Stored data entries
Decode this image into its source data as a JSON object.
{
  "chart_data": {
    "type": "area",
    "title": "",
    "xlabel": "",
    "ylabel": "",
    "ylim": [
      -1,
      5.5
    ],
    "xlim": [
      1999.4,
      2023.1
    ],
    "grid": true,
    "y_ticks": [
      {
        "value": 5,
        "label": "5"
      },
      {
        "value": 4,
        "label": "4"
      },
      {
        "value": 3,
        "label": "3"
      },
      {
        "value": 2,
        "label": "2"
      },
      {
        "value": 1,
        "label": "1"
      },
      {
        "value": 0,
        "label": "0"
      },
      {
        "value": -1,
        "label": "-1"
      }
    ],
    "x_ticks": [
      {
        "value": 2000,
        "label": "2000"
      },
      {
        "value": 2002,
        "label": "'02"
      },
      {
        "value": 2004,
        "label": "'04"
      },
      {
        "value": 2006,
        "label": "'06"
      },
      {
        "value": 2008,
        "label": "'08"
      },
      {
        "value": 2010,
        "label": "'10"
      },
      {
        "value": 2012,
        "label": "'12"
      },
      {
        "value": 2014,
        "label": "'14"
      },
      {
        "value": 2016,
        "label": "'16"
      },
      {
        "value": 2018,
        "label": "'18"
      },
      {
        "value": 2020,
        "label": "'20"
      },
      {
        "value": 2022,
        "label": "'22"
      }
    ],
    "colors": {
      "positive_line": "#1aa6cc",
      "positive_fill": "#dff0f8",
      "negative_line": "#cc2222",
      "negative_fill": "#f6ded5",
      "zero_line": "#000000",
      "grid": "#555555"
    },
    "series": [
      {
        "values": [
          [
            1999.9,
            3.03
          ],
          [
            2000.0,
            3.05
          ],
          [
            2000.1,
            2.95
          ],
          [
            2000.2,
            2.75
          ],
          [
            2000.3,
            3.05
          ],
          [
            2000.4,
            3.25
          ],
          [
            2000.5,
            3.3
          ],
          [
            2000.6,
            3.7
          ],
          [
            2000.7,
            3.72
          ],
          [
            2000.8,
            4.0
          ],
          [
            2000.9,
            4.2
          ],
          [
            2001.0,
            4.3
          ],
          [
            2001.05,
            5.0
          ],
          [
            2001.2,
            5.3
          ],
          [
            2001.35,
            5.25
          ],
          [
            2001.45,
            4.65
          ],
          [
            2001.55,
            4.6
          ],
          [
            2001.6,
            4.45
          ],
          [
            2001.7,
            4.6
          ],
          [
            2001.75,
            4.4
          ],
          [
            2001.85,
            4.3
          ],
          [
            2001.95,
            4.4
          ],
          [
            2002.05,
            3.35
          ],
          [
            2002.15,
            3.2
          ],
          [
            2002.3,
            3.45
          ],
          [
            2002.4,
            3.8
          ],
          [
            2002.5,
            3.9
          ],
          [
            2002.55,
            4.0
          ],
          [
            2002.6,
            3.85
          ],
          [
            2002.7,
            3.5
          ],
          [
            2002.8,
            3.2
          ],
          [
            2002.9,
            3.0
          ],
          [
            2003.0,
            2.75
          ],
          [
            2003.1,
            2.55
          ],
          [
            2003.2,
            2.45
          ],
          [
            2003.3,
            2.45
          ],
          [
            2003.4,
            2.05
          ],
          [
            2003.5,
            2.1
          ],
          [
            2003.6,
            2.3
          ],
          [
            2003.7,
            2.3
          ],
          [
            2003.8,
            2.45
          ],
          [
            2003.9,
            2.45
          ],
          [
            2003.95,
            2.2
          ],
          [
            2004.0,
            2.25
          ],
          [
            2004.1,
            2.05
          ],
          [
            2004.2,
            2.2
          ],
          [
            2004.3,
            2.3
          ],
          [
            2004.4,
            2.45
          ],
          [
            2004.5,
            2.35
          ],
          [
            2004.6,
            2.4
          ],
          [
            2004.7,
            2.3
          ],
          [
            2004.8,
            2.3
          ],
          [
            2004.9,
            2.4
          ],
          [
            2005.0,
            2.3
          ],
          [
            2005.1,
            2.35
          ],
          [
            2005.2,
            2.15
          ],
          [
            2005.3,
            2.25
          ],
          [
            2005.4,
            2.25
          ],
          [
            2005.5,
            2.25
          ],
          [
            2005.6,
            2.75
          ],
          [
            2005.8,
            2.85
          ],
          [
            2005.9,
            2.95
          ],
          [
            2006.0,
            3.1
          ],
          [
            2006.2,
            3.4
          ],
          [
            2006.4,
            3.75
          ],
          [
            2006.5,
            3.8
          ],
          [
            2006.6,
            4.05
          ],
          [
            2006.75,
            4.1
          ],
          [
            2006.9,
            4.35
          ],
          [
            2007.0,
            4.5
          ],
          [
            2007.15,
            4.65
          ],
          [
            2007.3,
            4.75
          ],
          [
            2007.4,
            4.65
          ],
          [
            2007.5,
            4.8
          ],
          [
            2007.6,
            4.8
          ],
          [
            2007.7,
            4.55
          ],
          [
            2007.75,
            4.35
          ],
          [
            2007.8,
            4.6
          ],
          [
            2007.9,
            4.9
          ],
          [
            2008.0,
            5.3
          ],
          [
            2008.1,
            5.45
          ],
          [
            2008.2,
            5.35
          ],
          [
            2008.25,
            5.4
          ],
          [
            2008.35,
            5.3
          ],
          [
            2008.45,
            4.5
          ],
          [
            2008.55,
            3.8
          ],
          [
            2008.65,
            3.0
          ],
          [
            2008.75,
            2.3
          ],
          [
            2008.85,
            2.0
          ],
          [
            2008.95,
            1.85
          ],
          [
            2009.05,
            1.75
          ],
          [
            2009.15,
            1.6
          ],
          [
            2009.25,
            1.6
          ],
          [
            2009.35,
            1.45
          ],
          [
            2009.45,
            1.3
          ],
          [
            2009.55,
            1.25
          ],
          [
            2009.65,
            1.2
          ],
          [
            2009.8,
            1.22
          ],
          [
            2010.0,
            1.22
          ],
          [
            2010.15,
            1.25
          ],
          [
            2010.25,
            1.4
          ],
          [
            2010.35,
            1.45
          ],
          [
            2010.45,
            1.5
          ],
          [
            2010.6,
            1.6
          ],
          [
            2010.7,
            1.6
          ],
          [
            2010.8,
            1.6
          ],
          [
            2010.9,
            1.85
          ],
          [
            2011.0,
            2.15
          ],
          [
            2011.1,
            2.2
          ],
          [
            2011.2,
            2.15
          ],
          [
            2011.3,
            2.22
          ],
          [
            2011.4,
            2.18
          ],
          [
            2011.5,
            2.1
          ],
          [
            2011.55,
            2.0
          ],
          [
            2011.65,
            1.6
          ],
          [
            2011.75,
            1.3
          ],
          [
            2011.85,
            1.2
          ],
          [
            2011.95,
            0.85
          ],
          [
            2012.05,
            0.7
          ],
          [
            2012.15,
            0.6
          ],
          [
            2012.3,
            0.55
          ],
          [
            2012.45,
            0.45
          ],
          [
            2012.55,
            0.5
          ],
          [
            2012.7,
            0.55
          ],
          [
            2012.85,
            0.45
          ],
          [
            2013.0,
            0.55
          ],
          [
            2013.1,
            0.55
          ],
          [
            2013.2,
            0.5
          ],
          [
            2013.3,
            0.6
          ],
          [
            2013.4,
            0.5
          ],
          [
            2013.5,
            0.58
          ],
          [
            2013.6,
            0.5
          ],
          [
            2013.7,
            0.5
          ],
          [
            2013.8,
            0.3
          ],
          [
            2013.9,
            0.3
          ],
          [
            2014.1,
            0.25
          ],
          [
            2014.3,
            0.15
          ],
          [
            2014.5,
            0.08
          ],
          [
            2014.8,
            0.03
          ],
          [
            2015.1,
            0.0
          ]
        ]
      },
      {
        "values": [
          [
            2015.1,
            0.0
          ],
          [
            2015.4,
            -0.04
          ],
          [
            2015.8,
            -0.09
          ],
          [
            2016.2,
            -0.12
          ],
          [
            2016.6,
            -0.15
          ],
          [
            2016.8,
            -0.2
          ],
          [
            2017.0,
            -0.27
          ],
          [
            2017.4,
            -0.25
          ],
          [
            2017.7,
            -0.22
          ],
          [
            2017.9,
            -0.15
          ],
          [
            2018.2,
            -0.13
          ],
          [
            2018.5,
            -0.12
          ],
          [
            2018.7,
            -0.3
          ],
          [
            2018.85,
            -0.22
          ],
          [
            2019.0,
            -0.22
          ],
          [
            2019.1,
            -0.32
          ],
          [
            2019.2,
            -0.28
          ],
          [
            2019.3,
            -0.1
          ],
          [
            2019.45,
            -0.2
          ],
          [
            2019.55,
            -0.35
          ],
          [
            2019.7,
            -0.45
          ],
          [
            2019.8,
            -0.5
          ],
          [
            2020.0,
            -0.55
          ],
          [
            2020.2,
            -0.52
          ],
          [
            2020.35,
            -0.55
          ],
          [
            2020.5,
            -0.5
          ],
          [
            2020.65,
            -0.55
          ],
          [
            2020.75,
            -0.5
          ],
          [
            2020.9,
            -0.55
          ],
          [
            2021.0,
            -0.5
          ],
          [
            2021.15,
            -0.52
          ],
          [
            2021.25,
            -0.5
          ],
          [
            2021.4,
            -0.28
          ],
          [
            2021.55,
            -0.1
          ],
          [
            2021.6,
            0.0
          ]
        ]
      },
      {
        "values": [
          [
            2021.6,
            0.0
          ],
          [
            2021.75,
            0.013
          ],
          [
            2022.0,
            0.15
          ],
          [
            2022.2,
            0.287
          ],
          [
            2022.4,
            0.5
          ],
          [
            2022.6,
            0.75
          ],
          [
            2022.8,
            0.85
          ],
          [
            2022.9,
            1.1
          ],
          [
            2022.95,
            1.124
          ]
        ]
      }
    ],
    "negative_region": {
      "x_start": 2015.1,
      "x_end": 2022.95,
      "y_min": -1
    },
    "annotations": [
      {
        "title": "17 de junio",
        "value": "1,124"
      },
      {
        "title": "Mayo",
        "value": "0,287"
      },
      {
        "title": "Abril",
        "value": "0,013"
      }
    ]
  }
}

▶ **WHAT IS NEEDED**: Scan the listing above. Gather each line that contains the word "title".

▶ **ANSWER TO THE PROBLEM**:
    "title": "",
        "title": "17 de junio",
        "title": "Mayo",
        "title": "Abril",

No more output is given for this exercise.